Print the entries below verbatim, keeping every line unchanged and in the same order.

* Begin SUPPLIED INFORMATION *

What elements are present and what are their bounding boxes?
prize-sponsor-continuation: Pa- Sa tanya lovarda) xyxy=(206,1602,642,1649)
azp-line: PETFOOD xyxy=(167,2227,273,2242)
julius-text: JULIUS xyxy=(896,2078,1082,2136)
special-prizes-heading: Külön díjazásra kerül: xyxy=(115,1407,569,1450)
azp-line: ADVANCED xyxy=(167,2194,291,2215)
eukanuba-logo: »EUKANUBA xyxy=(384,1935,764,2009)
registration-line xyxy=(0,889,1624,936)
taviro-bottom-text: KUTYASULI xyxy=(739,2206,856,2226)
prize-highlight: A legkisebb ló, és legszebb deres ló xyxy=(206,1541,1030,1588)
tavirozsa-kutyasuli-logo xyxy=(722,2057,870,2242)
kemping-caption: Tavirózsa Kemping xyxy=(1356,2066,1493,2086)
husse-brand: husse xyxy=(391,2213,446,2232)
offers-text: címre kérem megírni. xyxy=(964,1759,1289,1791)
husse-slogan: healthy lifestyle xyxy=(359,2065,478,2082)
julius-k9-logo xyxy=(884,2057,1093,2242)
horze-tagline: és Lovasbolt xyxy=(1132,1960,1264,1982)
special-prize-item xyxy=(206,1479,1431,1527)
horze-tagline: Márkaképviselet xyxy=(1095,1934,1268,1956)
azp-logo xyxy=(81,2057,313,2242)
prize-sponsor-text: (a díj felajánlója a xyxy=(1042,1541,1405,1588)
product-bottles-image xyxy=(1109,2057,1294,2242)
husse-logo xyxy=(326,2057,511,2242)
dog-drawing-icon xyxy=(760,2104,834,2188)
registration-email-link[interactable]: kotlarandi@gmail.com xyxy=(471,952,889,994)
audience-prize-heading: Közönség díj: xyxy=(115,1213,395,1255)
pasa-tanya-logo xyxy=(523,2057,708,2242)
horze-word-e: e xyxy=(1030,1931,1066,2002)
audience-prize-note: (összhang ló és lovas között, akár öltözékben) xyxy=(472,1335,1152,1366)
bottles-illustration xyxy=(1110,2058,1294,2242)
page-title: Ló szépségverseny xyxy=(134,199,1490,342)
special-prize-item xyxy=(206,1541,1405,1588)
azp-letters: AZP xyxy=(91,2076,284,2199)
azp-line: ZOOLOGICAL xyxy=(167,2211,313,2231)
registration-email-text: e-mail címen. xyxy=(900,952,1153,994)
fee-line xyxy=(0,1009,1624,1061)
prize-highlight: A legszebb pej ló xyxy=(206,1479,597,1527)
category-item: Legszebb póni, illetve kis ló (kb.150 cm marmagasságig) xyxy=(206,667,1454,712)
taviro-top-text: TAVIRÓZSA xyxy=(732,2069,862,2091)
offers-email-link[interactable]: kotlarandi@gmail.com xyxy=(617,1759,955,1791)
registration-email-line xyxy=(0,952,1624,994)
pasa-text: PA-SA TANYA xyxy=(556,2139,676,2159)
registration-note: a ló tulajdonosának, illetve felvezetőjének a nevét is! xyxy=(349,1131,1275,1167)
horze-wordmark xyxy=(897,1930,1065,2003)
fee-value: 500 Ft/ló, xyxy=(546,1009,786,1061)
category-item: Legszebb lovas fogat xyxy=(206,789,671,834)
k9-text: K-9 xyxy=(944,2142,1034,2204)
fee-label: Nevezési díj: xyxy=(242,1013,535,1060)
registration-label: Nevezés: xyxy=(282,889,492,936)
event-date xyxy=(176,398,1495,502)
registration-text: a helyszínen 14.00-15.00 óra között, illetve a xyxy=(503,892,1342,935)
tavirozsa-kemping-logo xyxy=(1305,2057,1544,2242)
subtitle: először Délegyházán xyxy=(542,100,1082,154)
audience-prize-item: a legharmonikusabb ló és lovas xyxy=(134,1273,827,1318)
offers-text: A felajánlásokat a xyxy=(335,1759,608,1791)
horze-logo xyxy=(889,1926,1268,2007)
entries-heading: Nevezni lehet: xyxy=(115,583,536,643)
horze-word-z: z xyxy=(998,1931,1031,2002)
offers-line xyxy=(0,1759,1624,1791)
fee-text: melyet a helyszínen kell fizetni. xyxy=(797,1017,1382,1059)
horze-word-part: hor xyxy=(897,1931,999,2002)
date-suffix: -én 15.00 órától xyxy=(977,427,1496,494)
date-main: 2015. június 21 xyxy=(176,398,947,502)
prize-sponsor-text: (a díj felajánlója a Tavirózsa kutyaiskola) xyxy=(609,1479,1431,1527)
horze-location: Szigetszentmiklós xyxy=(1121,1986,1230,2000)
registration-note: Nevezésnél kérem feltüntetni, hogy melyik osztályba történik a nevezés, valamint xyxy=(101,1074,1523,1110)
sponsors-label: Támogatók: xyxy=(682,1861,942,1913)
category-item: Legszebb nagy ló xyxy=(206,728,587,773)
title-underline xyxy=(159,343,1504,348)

* End SUPPLIED INFORMATION *

THE SOLUTION:
What elements are present and what are their bounding boxes?
prize-sponsor-continuation: Pa- Sa tanya lovarda) xyxy=(206,1602,642,1649)
azp-line: PETFOOD xyxy=(167,2227,273,2242)
julius-text: JULIUS xyxy=(896,2078,1082,2136)
special-prizes-heading: Külön díjazásra kerül: xyxy=(115,1407,569,1450)
azp-line: ADVANCED xyxy=(167,2194,291,2215)
eukanuba-logo: »EUKANUBA xyxy=(384,1935,764,2009)
registration-line xyxy=(0,889,1624,936)
taviro-bottom-text: KUTYASULI xyxy=(739,2206,856,2226)
prize-highlight: A legkisebb ló, és legszebb deres ló xyxy=(206,1541,1030,1588)
tavirozsa-kutyasuli-logo xyxy=(722,2057,870,2242)
kemping-caption: Tavirózsa Kemping xyxy=(1356,2066,1493,2086)
husse-brand: husse xyxy=(391,2213,446,2232)
offers-text: címre kérem megírni. xyxy=(964,1759,1289,1791)
husse-slogan: healthy lifestyle xyxy=(359,2065,478,2082)
julius-k9-logo xyxy=(884,2057,1093,2242)
horze-tagline: és Lovasbolt xyxy=(1132,1960,1264,1982)
special-prize-item xyxy=(206,1479,1431,1527)
horze-tagline: Márkaképviselet xyxy=(1095,1934,1268,1956)
azp-logo xyxy=(81,2057,313,2242)
prize-sponsor-text: (a díj felajánlója a xyxy=(1042,1541,1405,1588)
product-bottles-image xyxy=(1109,2057,1294,2242)
husse-logo xyxy=(326,2057,511,2242)
dog-drawing-icon xyxy=(760,2104,834,2188)
registration-email-link[interactable]: kotlarandi@gmail.com xyxy=(471,952,889,994)
audience-prize-heading: Közönség díj: xyxy=(115,1213,395,1255)
pasa-tanya-logo xyxy=(523,2057,708,2242)
horze-word-e: e xyxy=(1030,1931,1066,2002)
audience-prize-note: (összhang ló és lovas között, akár öltözékben) xyxy=(472,1335,1152,1366)
bottles-illustration xyxy=(1110,2058,1294,2242)
page-title: Ló szépségverseny xyxy=(134,199,1490,342)
special-prize-item xyxy=(206,1541,1405,1588)
azp-letters: AZP xyxy=(91,2076,284,2199)
azp-line: ZOOLOGICAL xyxy=(167,2211,313,2231)
registration-email-text: e-mail címen. xyxy=(900,952,1153,994)
fee-line xyxy=(0,1009,1624,1061)
prize-highlight: A legszebb pej ló xyxy=(206,1479,597,1527)
category-item: Legszebb póni, illetve kis ló (kb.150 cm marmagasságig) xyxy=(206,667,1454,712)
taviro-top-text: TAVIRÓZSA xyxy=(732,2069,862,2091)
offers-email-link[interactable]: kotlarandi@gmail.com xyxy=(617,1759,955,1791)
registration-email-line xyxy=(0,952,1624,994)
pasa-text: PA-SA TANYA xyxy=(556,2139,676,2159)
registration-note: a ló tulajdonosának, illetve felvezetőjének a nevét is! xyxy=(349,1131,1275,1167)
horze-wordmark xyxy=(897,1930,1065,2003)
fee-value: 500 Ft/ló, xyxy=(546,1009,786,1061)
category-item: Legszebb lovas fogat xyxy=(206,789,671,834)
k9-text: K-9 xyxy=(944,2142,1034,2204)
fee-label: Nevezési díj: xyxy=(242,1013,535,1060)
registration-label: Nevezés: xyxy=(282,889,492,936)
event-date xyxy=(176,398,1495,502)
registration-text: a helyszínen 14.00-15.00 óra között, illetve a xyxy=(503,892,1342,935)
tavirozsa-kemping-logo xyxy=(1305,2057,1544,2242)
subtitle: először Délegyházán xyxy=(542,100,1082,154)
audience-prize-item: a legharmonikusabb ló és lovas xyxy=(134,1273,827,1318)
offers-text: A felajánlásokat a xyxy=(335,1759,608,1791)
horze-logo xyxy=(889,1926,1268,2007)
entries-heading: Nevezni lehet: xyxy=(115,583,536,643)
horze-word-z: z xyxy=(998,1931,1031,2002)
offers-line xyxy=(0,1759,1624,1791)
fee-text: melyet a helyszínen kell fizetni. xyxy=(797,1017,1382,1059)
horze-word-part: hor xyxy=(897,1931,999,2002)
date-suffix: -én 15.00 órától xyxy=(977,427,1496,494)
date-main: 2015. június 21 xyxy=(176,398,947,502)
prize-sponsor-text: (a díj felajánlója a Tavirózsa kutyaiskola) xyxy=(609,1479,1431,1527)
horze-location: Szigetszentmiklós xyxy=(1121,1986,1230,2000)
registration-note: Nevezésnél kérem feltüntetni, hogy melyik osztályba történik a nevezés, valamint xyxy=(101,1074,1523,1110)
sponsors-label: Támogatók: xyxy=(682,1861,942,1913)
category-item: Legszebb nagy ló xyxy=(206,728,587,773)
title-underline xyxy=(159,343,1504,348)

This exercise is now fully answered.